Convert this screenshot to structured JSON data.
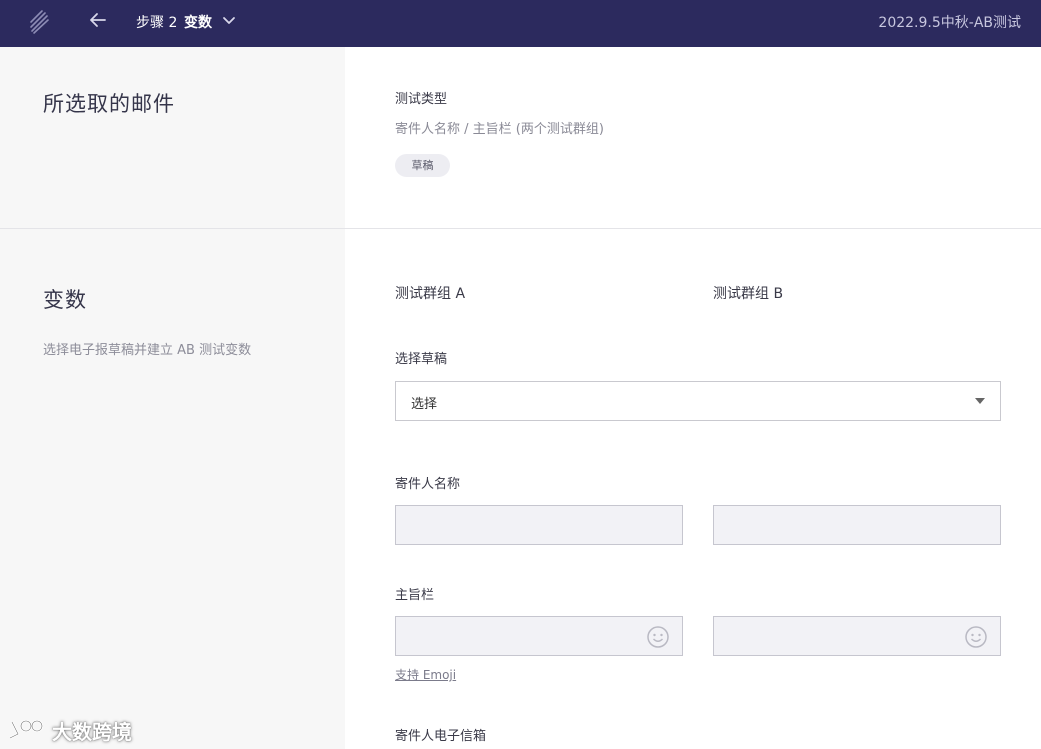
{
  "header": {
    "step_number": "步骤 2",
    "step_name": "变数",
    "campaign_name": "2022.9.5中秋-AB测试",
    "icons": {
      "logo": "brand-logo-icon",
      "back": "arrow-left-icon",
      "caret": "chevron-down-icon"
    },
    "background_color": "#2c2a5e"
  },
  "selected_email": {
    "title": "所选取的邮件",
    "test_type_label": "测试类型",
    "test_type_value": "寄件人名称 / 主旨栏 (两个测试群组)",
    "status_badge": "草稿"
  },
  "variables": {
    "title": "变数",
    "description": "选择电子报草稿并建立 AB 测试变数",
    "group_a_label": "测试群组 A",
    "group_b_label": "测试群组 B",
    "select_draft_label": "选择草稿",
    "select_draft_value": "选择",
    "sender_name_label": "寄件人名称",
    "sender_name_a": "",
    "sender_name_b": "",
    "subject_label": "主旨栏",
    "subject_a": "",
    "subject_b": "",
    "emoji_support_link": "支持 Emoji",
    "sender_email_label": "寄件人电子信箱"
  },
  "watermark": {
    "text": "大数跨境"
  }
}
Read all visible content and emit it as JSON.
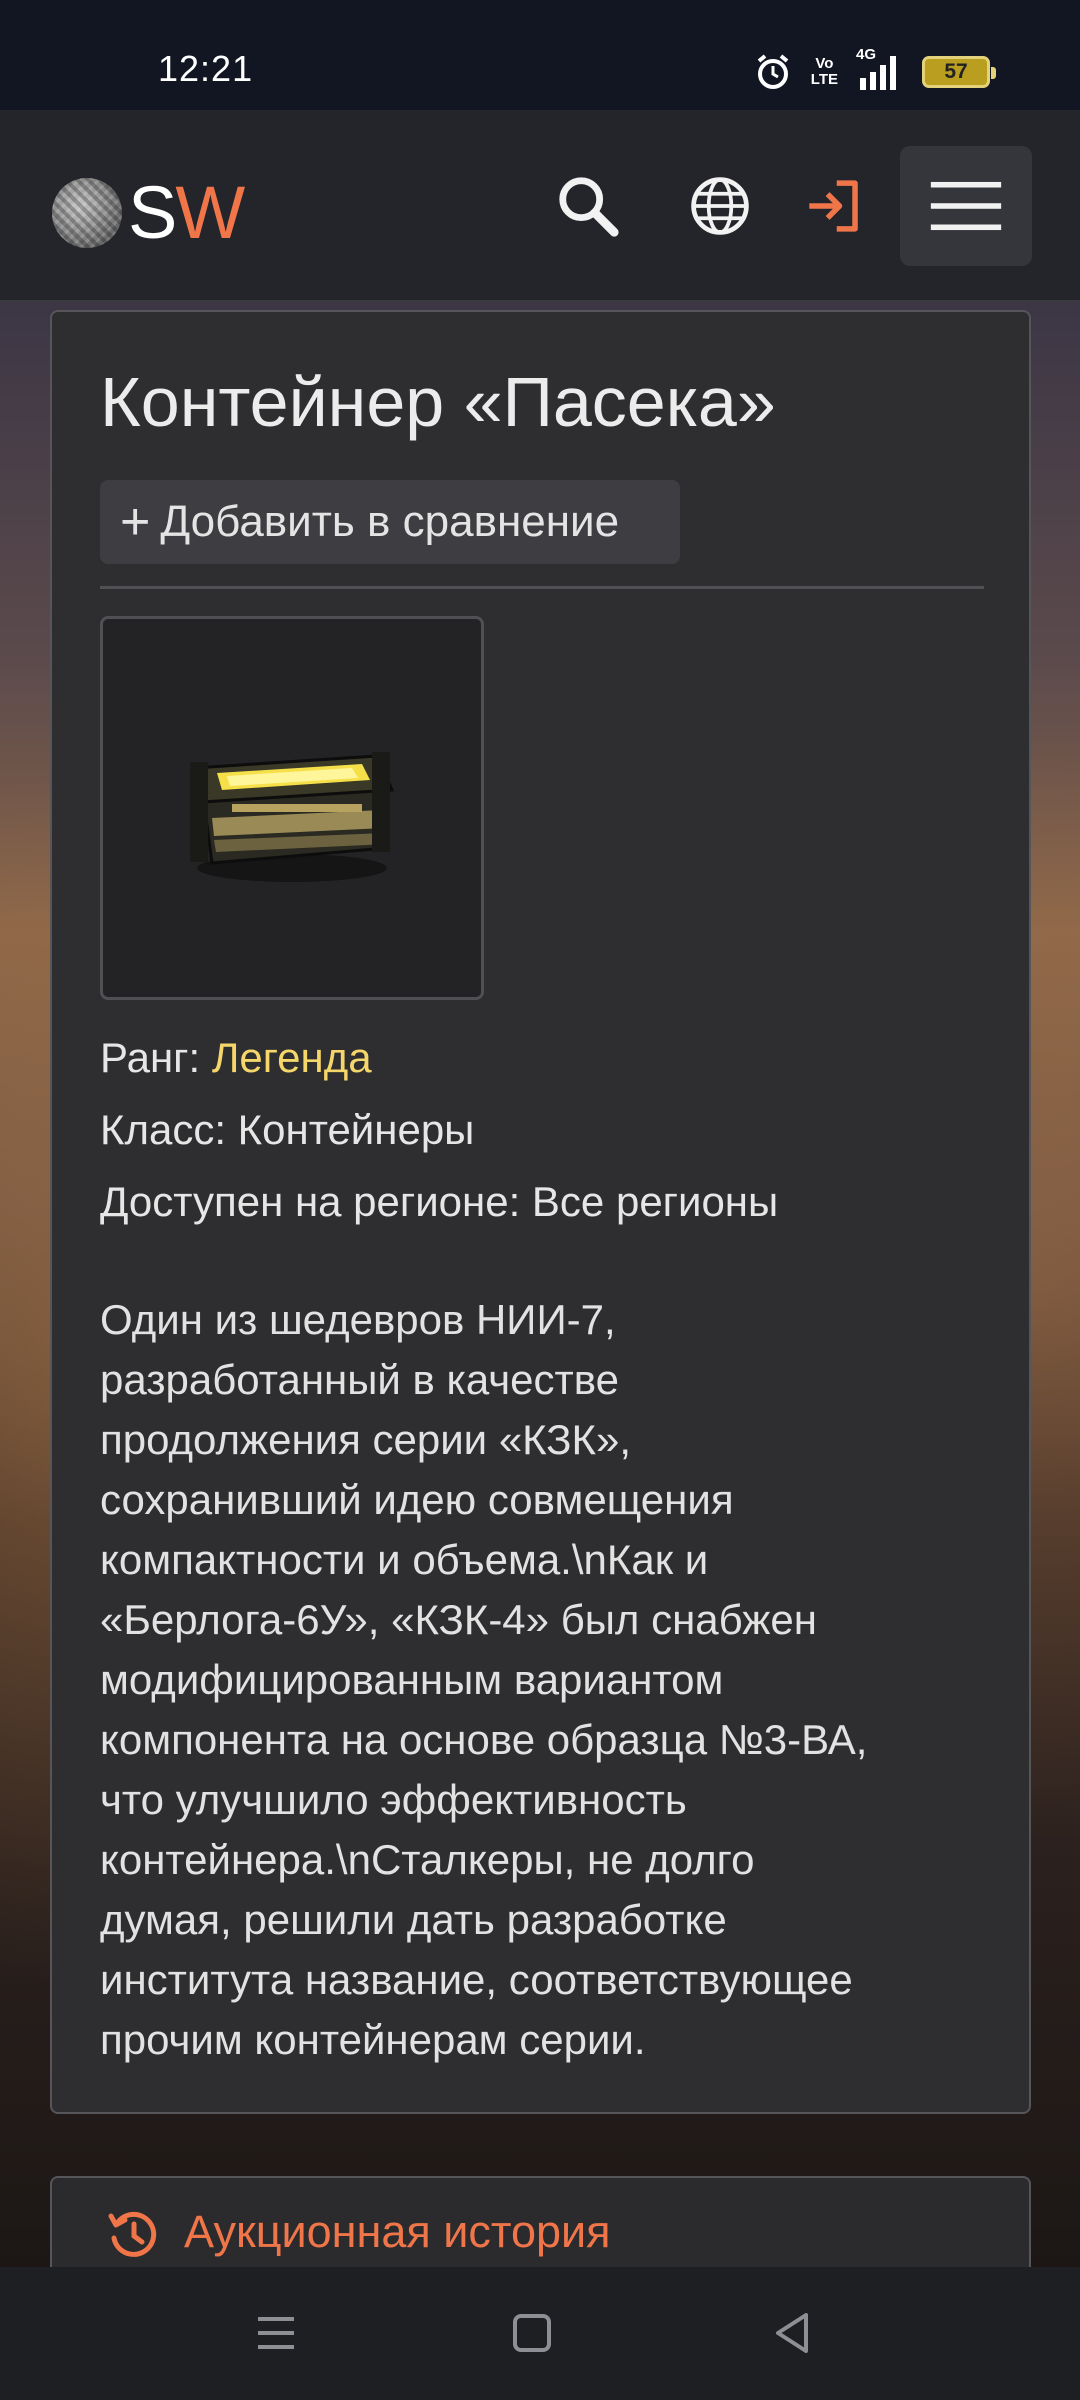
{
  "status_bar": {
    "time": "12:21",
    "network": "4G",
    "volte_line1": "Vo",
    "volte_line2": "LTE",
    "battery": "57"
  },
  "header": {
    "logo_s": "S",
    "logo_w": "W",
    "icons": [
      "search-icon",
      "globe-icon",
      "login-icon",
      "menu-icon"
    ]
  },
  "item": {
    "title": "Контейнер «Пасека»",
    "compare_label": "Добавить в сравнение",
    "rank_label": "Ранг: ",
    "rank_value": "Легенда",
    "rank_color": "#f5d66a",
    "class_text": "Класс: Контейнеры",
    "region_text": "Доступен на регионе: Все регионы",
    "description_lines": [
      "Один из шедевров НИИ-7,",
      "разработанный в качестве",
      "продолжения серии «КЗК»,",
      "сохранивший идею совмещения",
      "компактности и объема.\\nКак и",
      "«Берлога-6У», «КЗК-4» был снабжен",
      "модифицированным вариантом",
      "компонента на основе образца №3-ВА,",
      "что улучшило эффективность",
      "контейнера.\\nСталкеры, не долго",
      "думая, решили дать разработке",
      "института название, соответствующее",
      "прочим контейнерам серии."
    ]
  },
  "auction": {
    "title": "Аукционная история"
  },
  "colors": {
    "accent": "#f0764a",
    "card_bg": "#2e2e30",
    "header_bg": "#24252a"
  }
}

• [EXERCISE OBJECTIVE]: Retype the whole listing exactly and leave the pictures out.

• [COMPLETED TASK]:
Convert this screenshot to structured JSON data.
{
  "header": {
    "step_number": "步骤 2",
    "step_name": "变数",
    "campaign_name": "2022.9.5中秋-AB测试",
    "icons": {
      "logo": "brand-logo-icon",
      "back": "arrow-left-icon",
      "caret": "chevron-down-icon"
    },
    "background_color": "#2c2a5e"
  },
  "selected_email": {
    "title": "所选取的邮件",
    "test_type_label": "测试类型",
    "test_type_value": "寄件人名称 / 主旨栏 (两个测试群组)",
    "status_badge": "草稿"
  },
  "variables": {
    "title": "变数",
    "description": "选择电子报草稿并建立 AB 测试变数",
    "group_a_label": "测试群组 A",
    "group_b_label": "测试群组 B",
    "select_draft_label": "选择草稿",
    "select_draft_value": "选择",
    "sender_name_label": "寄件人名称",
    "sender_name_a": "",
    "sender_name_b": "",
    "subject_label": "主旨栏",
    "subject_a": "",
    "subject_b": "",
    "emoji_support_link": "支持 Emoji",
    "sender_email_label": "寄件人电子信箱"
  },
  "watermark": {
    "text": "大数跨境"
  }
}
Read all visible content and emit it as JSON.
{
  "status_bar": {
    "time": "12:21",
    "network": "4G",
    "volte_line1": "Vo",
    "volte_line2": "LTE",
    "battery": "57"
  },
  "header": {
    "logo_s": "S",
    "logo_w": "W",
    "icons": [
      "search-icon",
      "globe-icon",
      "login-icon",
      "menu-icon"
    ]
  },
  "item": {
    "title": "Контейнер «Пасека»",
    "compare_label": "Добавить в сравнение",
    "rank_label": "Ранг: ",
    "rank_value": "Легенда",
    "rank_color": "#f5d66a",
    "class_text": "Класс: Контейнеры",
    "region_text": "Доступен на регионе: Все регионы",
    "description_lines": [
      "Один из шедевров НИИ-7,",
      "разработанный в качестве",
      "продолжения серии «КЗК»,",
      "сохранивший идею совмещения",
      "компактности и объема.\\nКак и",
      "«Берлога-6У», «КЗК-4» был снабжен",
      "модифицированным вариантом",
      "компонента на основе образца №3-ВА,",
      "что улучшило эффективность",
      "контейнера.\\nСталкеры, не долго",
      "думая, решили дать разработке",
      "института название, соответствующее",
      "прочим контейнерам серии."
    ]
  },
  "auction": {
    "title": "Аукционная история"
  },
  "colors": {
    "accent": "#f0764a",
    "card_bg": "#2e2e30",
    "header_bg": "#24252a"
  }
}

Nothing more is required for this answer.